Omit all pictures and give the records below again exactly as written.

-------- RECORDS PROVIDED --------

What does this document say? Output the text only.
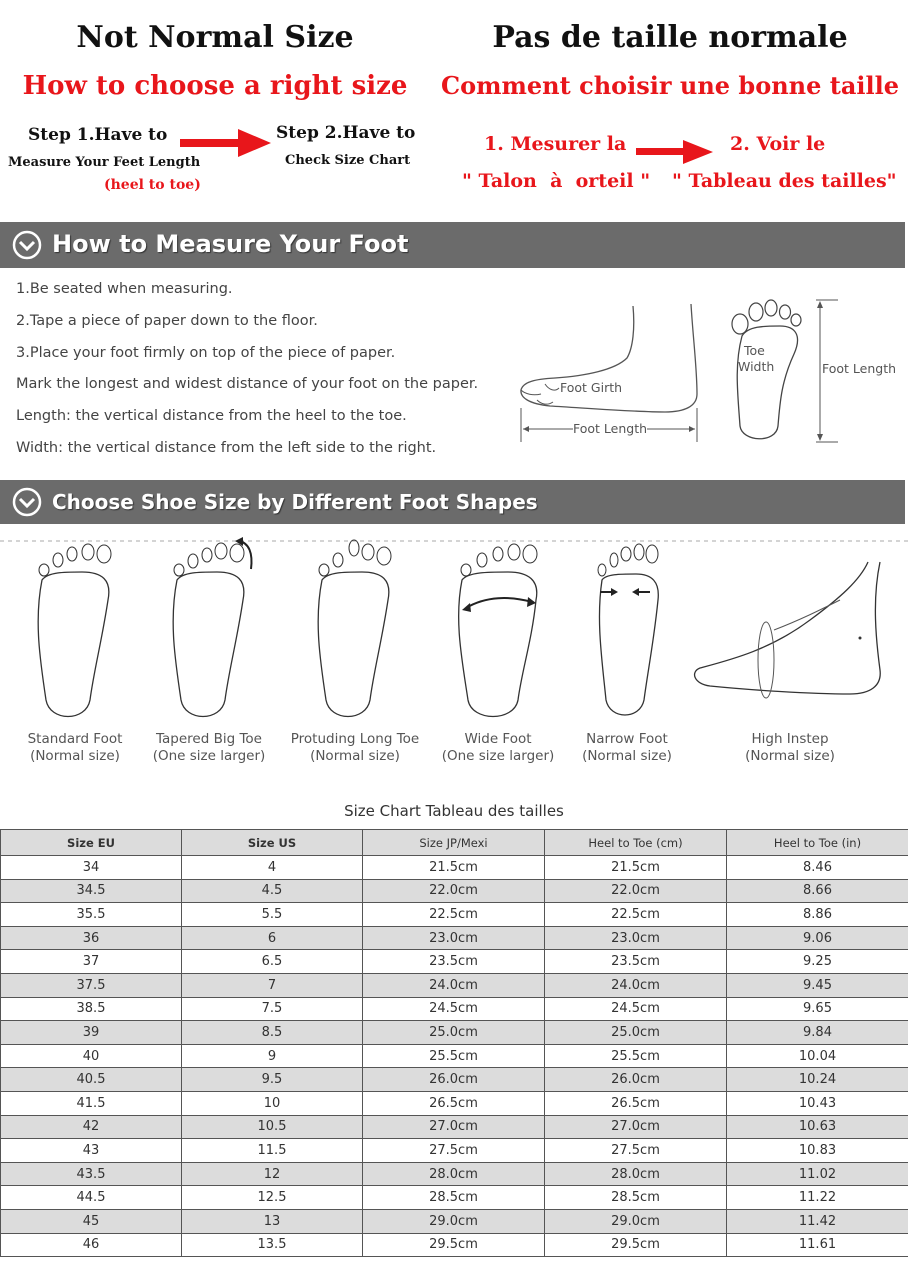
Not Normal Size	Pas de taille normale
How to choose a right size	Comment choisir une bonne taille
Step 1.Have to
Measure Your Feet Length
(heel to toe)
Step 2.Have to
Check Size Chart
1. Mesurer la	2. Voir le
" Talon  à  orteil " " Tableau des tailles"
How to Measure Your Foot
1.Be seated when measuring.
2.Tape a piece of paper down to the floor.
3.Place your foot firmly on top of the piece of paper.
Mark the longest and widest distance of your foot on the paper.
Length: the vertical distance from the heel to the toe.
Width: the vertical distance from the left side to the right.
Foot Girth
Foot Length
Toe
Width	Foot Length
Choose Shoe Size by Different Foot Shapes
Standard Foot
(Normal size)
Tapered Big Toe
(One size larger)
Protuding Long Toe
(Normal size)
Wide Foot
(One size larger)
Narrow Foot
(Normal size)
High Instep
(Normal size)
Size Chart Tableau des tailles
Size EU	Size US	Size JP/Mexi	Heel to Toe (cm)	Heel to Toe (in)
34	4	21.5cm	21.5cm	8.46
34.5	4.5	22.0cm	22.0cm	8.66
35.5	5.5	22.5cm	22.5cm	8.86
36	6	23.0cm	23.0cm	9.06
37	6.5	23.5cm	23.5cm	9.25
37.5	7	24.0cm	24.0cm	9.45
38.5	7.5	24.5cm	24.5cm	9.65
39	8.5	25.0cm	25.0cm	9.84
40	9	25.5cm	25.5cm	10.04
40.5	9.5	26.0cm	26.0cm	10.24
41.5	10	26.5cm	26.5cm	10.43
42	10.5	27.0cm	27.0cm	10.63
43	11.5	27.5cm	27.5cm	10.83
43.5	12	28.0cm	28.0cm	11.02
44.5	12.5	28.5cm	28.5cm	11.22
45	13	29.0cm	29.0cm	11.42
46	13.5	29.5cm	29.5cm	11.61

--------

** WRITTEN ANSWER **
What does this document say? Output the text only.
Not Normal Size	Pas de taille normale
How to choose a right size	Comment choisir une bonne taille
Step 1.Have to
Measure Your Feet Length
(heel to toe)
Step 2.Have to
Check Size Chart
1. Mesurer la	2. Voir le
" Talon  à  orteil " " Tableau des tailles"
How to Measure Your Foot
1.Be seated when measuring.
2.Tape a piece of paper down to the floor.
3.Place your foot firmly on top of the piece of paper.
Mark the longest and widest distance of your foot on the paper.
Length: the vertical distance from the heel to the toe.
Width: the vertical distance from the left side to the right.
Foot Girth
Foot Length
Toe
Width	Foot Length
Choose Shoe Size by Different Foot Shapes
Standard Foot
(Normal size)
Tapered Big Toe
(One size larger)
Protuding Long Toe
(Normal size)
Wide Foot
(One size larger)
Narrow Foot
(Normal size)
High Instep
(Normal size)
Size Chart Tableau des tailles
Size EU	Size US	Size JP/Mexi	Heel to Toe (cm)	Heel to Toe (in)
34	4	21.5cm	21.5cm	8.46
34.5	4.5	22.0cm	22.0cm	8.66
35.5	5.5	22.5cm	22.5cm	8.86
36	6	23.0cm	23.0cm	9.06
37	6.5	23.5cm	23.5cm	9.25
37.5	7	24.0cm	24.0cm	9.45
38.5	7.5	24.5cm	24.5cm	9.65
39	8.5	25.0cm	25.0cm	9.84
40	9	25.5cm	25.5cm	10.04
40.5	9.5	26.0cm	26.0cm	10.24
41.5	10	26.5cm	26.5cm	10.43
42	10.5	27.0cm	27.0cm	10.63
43	11.5	27.5cm	27.5cm	10.83
43.5	12	28.0cm	28.0cm	11.02
44.5	12.5	28.5cm	28.5cm	11.22
45	13	29.0cm	29.0cm	11.42
46	13.5	29.5cm	29.5cm	11.61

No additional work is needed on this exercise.